#### [Do this]
Output the records exactly as they appear, with no pictures included.

** Start of Task material **

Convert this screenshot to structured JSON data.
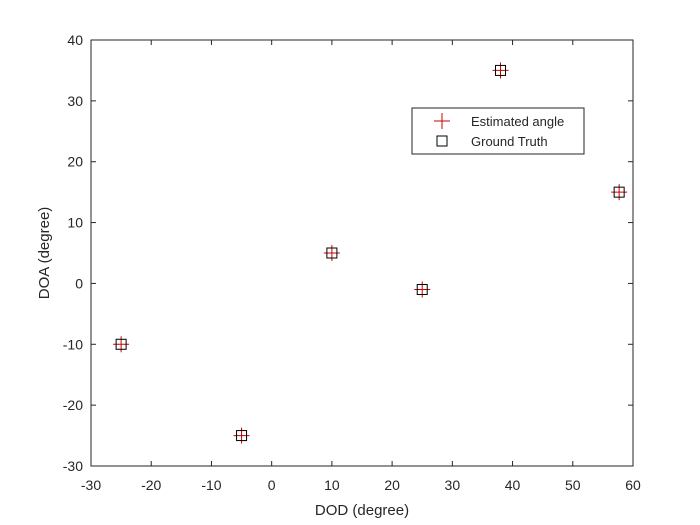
{
  "chart_data": {
    "type": "scatter",
    "xlabel": "DOD (degree)",
    "ylabel": "DOA (degree)",
    "xlim": [
      -30,
      60
    ],
    "ylim": [
      -30,
      40
    ],
    "xticks": [
      -30,
      -20,
      -10,
      0,
      10,
      20,
      30,
      40,
      50,
      60
    ],
    "yticks": [
      -30,
      -20,
      -10,
      0,
      10,
      20,
      30,
      40
    ],
    "grid": false,
    "legend_position": "upper-right-inside",
    "series": [
      {
        "name": "Estimated angle",
        "marker": "plus",
        "color": "#cc0000",
        "x": [
          -25,
          -5,
          10,
          25,
          38,
          57.7
        ],
        "y": [
          -10,
          -25,
          5,
          -1,
          35,
          15
        ]
      },
      {
        "name": "Ground Truth",
        "marker": "square",
        "color": "#000000",
        "x": [
          -25,
          -5,
          10,
          25,
          38,
          57.7
        ],
        "y": [
          -10,
          -25,
          5,
          -1,
          35,
          15
        ]
      }
    ]
  }
}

** End of Task material **

#### [Correct result]
Convert this screenshot to structured JSON data.
{
  "chart_data": {
    "type": "scatter",
    "xlabel": "DOD (degree)",
    "ylabel": "DOA (degree)",
    "xlim": [
      -30,
      60
    ],
    "ylim": [
      -30,
      40
    ],
    "xticks": [
      -30,
      -20,
      -10,
      0,
      10,
      20,
      30,
      40,
      50,
      60
    ],
    "yticks": [
      -30,
      -20,
      -10,
      0,
      10,
      20,
      30,
      40
    ],
    "grid": false,
    "legend_position": "upper-right-inside",
    "series": [
      {
        "name": "Estimated angle",
        "marker": "plus",
        "color": "#cc0000",
        "x": [
          -25,
          -5,
          10,
          25,
          38,
          57.7
        ],
        "y": [
          -10,
          -25,
          5,
          -1,
          35,
          15
        ]
      },
      {
        "name": "Ground Truth",
        "marker": "square",
        "color": "#000000",
        "x": [
          -25,
          -5,
          10,
          25,
          38,
          57.7
        ],
        "y": [
          -10,
          -25,
          5,
          -1,
          35,
          15
        ]
      }
    ]
  }
}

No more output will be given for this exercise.